--- Start of Information provided ---
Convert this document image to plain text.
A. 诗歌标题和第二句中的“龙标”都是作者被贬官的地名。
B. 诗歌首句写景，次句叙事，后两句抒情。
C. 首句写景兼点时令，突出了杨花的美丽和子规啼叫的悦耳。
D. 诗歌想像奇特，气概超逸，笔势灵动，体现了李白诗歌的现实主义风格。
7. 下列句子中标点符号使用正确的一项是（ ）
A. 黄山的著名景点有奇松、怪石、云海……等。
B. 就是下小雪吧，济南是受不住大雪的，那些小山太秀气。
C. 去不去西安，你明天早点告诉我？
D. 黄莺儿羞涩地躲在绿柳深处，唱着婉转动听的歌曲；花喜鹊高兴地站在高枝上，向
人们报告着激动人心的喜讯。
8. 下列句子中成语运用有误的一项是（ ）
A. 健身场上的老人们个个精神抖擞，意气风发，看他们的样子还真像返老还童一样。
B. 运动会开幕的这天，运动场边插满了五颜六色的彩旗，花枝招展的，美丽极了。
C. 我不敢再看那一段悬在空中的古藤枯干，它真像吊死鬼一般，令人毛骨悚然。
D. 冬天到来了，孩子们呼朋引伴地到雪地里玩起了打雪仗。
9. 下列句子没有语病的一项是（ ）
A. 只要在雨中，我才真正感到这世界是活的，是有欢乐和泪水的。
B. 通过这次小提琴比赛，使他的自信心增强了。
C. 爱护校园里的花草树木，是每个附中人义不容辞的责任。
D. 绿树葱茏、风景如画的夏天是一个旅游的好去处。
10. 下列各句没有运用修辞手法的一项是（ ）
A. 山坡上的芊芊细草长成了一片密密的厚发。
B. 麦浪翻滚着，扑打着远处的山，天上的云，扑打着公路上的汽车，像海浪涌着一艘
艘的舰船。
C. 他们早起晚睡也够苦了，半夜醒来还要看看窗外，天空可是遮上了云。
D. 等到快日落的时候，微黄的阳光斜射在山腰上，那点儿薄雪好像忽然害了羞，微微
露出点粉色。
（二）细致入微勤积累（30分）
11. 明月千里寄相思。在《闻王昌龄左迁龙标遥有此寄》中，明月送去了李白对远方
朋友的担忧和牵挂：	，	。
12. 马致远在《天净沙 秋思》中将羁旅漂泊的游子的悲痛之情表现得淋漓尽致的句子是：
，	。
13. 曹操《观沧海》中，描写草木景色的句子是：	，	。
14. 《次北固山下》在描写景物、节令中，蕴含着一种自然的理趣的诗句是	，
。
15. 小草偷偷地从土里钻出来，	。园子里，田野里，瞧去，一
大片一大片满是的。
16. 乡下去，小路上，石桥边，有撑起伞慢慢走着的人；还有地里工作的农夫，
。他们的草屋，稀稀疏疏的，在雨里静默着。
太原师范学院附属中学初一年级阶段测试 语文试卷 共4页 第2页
--- End of Information provided ---
Work required:
Extract each line of the listing above, copying it word for word.

Solution to the exercise:
Convert this document image to plain text.
A. 诗歌标题和第二句中的“龙标”都是作者被贬官的地名。
B. 诗歌首句写景，次句叙事，后两句抒情。
C. 首句写景兼点时令，突出了杨花的美丽和子规啼叫的悦耳。
D. 诗歌想像奇特，气概超逸，笔势灵动，体现了李白诗歌的现实主义风格。
7. 下列句子中标点符号使用正确的一项是（ ）
A. 黄山的著名景点有奇松、怪石、云海……等。
B. 就是下小雪吧，济南是受不住大雪的，那些小山太秀气。
C. 去不去西安，你明天早点告诉我？
D. 黄莺儿羞涩地躲在绿柳深处，唱着婉转动听的歌曲；花喜鹊高兴地站在高枝上，向
人们报告着激动人心的喜讯。
8. 下列句子中成语运用有误的一项是（ ）
A. 健身场上的老人们个个精神抖擞，意气风发，看他们的样子还真像返老还童一样。
B. 运动会开幕的这天，运动场边插满了五颜六色的彩旗，花枝招展的，美丽极了。
C. 我不敢再看那一段悬在空中的古藤枯干，它真像吊死鬼一般，令人毛骨悚然。
D. 冬天到来了，孩子们呼朋引伴地到雪地里玩起了打雪仗。
9. 下列句子没有语病的一项是（ ）
A. 只要在雨中，我才真正感到这世界是活的，是有欢乐和泪水的。
B. 通过这次小提琴比赛，使他的自信心增强了。
C. 爱护校园里的花草树木，是每个附中人义不容辞的责任。
D. 绿树葱茏、风景如画的夏天是一个旅游的好去处。
10. 下列各句没有运用修辞手法的一项是（ ）
A. 山坡上的芊芊细草长成了一片密密的厚发。
B. 麦浪翻滚着，扑打着远处的山，天上的云，扑打着公路上的汽车，像海浪涌着一艘
艘的舰船。
C. 他们早起晚睡也够苦了，半夜醒来还要看看窗外，天空可是遮上了云。
D. 等到快日落的时候，微黄的阳光斜射在山腰上，那点儿薄雪好像忽然害了羞，微微
露出点粉色。
（二）细致入微勤积累（30分）
11. 明月千里寄相思。在《闻王昌龄左迁龙标遥有此寄》中，明月送去了李白对远方
朋友的担忧和牵挂：	，	。
12. 马致远在《天净沙 秋思》中将羁旅漂泊的游子的悲痛之情表现得淋漓尽致的句子是：
，	。
13. 曹操《观沧海》中，描写草木景色的句子是：	，	。
14. 《次北固山下》在描写景物、节令中，蕴含着一种自然的理趣的诗句是	，
。
15. 小草偷偷地从土里钻出来，	。园子里，田野里，瞧去，一
大片一大片满是的。
16. 乡下去，小路上，石桥边，有撑起伞慢慢走着的人；还有地里工作的农夫，
。他们的草屋，稀稀疏疏的，在雨里静默着。
太原师范学院附属中学初一年级阶段测试 语文试卷 共4页 第2页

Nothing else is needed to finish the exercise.